Supplied data:

Start

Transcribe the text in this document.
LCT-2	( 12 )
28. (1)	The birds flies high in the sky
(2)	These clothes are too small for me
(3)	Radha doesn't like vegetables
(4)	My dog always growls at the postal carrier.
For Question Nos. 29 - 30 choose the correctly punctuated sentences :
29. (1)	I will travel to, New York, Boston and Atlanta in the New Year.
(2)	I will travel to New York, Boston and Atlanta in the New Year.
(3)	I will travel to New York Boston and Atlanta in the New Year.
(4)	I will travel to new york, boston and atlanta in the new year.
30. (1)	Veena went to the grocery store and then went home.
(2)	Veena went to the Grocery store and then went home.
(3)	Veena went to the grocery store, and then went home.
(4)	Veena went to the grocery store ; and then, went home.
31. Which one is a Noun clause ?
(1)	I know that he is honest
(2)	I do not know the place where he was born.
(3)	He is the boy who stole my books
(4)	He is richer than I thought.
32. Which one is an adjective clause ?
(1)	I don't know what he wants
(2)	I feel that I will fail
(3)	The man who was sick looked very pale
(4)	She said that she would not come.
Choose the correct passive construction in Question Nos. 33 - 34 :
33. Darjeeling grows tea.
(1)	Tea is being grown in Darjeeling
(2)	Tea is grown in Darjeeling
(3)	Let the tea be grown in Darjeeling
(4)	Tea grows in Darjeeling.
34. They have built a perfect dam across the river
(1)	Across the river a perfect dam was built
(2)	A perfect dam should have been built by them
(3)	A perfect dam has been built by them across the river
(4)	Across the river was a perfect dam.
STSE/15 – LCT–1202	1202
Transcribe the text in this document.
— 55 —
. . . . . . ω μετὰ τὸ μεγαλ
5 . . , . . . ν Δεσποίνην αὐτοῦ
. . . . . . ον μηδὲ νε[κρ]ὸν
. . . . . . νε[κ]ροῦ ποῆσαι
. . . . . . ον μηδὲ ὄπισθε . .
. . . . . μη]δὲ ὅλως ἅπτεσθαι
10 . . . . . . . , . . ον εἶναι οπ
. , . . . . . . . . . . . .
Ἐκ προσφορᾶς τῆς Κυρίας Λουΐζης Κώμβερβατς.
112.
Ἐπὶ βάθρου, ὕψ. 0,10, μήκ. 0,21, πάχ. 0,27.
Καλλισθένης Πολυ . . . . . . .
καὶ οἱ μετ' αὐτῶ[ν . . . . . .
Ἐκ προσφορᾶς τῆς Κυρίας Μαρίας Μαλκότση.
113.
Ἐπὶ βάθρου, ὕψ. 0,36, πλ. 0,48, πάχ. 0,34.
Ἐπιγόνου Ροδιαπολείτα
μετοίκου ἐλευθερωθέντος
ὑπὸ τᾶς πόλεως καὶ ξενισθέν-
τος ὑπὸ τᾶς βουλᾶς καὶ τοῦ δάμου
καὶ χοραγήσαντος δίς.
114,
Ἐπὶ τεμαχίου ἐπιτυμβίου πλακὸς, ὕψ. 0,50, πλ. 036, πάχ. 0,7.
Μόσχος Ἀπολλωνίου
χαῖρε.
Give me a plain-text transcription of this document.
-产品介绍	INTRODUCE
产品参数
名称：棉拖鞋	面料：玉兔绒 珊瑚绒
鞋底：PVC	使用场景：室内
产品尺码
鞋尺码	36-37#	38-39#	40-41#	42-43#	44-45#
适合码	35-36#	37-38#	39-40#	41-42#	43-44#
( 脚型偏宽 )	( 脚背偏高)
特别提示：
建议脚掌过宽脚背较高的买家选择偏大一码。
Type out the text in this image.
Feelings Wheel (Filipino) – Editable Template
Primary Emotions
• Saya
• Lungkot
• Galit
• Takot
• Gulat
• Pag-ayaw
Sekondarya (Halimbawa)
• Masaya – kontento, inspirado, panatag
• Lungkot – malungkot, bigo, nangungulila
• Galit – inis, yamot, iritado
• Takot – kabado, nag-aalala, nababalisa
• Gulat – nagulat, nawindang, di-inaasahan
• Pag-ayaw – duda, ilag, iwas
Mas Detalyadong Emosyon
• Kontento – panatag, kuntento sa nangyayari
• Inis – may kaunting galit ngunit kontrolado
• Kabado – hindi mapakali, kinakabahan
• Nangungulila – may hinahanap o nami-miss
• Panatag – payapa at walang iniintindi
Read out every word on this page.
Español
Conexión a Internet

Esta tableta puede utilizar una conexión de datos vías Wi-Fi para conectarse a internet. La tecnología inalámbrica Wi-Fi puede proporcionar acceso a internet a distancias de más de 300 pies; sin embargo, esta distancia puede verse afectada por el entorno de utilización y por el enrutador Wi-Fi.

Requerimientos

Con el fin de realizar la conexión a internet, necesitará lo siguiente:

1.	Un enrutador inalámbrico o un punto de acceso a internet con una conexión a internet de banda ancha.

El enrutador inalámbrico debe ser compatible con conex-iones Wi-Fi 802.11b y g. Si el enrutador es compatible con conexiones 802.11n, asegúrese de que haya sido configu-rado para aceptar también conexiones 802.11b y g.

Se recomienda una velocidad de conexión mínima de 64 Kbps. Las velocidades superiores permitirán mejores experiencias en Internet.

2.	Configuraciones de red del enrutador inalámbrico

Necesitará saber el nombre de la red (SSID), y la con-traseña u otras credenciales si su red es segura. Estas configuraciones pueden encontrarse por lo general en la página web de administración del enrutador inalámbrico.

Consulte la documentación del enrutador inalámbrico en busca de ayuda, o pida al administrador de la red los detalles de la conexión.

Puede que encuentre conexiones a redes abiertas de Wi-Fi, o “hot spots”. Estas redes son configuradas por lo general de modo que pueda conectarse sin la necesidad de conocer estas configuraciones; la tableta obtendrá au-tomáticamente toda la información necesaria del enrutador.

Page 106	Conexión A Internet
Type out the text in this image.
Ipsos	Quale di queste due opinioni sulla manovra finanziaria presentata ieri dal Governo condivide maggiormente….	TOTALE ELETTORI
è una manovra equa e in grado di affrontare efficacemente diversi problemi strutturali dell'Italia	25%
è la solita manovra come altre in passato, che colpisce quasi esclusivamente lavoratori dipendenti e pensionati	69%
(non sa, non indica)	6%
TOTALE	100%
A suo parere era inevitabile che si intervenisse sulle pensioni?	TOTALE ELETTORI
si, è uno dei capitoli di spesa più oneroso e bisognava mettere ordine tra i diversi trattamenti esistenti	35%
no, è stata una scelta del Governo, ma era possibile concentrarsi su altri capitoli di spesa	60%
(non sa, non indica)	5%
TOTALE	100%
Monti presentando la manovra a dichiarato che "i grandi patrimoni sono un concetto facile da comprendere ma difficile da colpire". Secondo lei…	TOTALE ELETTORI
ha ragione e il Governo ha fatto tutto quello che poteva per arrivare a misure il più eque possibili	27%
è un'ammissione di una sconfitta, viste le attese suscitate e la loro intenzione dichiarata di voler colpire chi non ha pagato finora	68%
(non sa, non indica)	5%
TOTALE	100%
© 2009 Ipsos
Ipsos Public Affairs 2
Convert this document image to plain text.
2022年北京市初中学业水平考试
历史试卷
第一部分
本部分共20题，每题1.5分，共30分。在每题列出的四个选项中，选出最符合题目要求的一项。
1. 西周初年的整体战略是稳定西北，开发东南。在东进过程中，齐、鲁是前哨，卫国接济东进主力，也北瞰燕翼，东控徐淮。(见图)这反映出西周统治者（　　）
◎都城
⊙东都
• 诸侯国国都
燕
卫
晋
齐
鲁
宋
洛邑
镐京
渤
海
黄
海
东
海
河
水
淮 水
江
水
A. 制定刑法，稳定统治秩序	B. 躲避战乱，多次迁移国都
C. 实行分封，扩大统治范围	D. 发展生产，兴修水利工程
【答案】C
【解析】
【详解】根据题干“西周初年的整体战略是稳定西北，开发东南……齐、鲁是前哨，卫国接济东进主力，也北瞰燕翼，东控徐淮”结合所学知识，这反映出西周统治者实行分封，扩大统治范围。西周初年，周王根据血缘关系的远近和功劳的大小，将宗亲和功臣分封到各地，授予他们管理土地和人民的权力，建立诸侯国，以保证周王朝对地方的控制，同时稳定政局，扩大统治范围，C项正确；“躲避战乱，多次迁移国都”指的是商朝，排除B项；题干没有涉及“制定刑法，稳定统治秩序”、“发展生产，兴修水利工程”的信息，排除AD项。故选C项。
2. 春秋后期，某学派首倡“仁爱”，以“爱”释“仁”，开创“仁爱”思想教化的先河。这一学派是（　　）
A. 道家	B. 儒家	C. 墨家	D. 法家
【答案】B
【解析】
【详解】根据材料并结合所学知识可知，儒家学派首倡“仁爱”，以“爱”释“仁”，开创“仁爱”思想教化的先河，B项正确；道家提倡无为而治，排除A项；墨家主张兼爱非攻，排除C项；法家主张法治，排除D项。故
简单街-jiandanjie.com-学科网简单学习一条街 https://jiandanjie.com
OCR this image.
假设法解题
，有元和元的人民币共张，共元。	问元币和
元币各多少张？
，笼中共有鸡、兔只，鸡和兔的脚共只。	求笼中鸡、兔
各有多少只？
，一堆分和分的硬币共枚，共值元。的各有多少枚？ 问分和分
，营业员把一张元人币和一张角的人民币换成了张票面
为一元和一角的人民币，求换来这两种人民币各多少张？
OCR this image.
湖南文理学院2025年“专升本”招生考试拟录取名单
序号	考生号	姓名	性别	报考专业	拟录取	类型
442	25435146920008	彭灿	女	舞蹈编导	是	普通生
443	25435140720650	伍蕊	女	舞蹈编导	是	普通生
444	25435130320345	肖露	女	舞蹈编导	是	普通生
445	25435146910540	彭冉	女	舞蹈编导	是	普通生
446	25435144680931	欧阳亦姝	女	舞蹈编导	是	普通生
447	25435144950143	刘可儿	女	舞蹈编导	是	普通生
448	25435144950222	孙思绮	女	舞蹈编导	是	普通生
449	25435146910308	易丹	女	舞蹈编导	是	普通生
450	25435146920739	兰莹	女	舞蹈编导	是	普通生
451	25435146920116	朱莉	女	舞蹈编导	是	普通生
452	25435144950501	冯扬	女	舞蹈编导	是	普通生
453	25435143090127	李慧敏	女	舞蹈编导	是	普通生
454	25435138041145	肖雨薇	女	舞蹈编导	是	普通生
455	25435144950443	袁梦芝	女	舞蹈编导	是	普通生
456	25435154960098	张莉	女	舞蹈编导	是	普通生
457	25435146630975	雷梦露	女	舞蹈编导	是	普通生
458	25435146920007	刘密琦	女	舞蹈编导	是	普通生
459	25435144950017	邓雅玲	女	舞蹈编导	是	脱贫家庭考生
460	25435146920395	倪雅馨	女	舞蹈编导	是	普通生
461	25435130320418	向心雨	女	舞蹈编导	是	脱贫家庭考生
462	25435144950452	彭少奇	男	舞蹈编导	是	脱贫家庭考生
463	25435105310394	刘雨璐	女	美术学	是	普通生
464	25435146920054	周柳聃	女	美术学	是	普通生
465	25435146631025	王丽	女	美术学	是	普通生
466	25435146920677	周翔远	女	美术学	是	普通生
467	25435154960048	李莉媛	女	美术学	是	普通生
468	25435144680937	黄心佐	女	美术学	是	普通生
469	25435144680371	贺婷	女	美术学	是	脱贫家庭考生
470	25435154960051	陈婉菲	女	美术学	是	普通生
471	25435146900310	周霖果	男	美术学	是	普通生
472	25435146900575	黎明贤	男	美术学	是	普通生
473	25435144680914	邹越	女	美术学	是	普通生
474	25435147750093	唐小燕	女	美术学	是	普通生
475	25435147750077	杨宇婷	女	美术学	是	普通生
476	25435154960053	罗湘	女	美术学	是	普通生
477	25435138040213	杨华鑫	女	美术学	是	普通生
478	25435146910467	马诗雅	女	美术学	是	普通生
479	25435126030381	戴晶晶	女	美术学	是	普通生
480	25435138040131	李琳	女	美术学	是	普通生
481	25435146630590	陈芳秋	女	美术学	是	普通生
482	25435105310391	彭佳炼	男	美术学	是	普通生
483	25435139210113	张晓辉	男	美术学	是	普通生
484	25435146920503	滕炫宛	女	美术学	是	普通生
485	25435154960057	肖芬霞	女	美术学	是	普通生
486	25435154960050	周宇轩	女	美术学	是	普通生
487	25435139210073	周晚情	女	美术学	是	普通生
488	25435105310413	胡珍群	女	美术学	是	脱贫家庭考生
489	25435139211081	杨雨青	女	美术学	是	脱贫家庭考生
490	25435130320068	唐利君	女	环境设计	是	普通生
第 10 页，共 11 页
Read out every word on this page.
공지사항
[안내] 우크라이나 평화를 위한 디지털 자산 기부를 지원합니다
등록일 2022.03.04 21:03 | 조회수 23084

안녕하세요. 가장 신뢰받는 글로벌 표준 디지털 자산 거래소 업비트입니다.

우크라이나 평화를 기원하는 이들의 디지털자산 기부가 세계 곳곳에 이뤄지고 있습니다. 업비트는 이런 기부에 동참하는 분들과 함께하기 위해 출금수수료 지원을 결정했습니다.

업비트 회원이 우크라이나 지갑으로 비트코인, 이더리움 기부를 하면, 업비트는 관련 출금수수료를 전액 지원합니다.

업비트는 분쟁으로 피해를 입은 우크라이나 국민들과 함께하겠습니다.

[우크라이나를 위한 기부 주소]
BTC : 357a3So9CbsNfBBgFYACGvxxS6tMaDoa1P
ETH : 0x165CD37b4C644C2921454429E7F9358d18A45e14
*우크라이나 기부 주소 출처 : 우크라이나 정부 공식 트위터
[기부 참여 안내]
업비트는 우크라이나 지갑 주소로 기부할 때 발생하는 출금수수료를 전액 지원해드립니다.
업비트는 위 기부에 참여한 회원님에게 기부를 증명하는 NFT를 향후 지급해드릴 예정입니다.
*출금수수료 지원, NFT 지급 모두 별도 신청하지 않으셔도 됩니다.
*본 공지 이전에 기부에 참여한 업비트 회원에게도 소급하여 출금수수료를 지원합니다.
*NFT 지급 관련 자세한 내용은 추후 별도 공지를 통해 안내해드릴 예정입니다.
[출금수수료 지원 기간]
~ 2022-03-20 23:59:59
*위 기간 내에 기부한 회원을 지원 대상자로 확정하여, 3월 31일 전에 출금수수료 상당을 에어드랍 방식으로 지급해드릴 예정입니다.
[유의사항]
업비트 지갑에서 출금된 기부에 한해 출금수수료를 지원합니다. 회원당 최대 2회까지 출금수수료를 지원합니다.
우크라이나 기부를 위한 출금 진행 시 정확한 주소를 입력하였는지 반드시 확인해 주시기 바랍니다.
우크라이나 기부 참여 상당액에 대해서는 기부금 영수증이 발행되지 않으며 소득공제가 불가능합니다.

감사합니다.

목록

End

Required work: Copy out every line with the word "that".

Response to this task:
(1)	I know that he is honest
(2)	I feel that I will fail
(4)	She said that she would not come.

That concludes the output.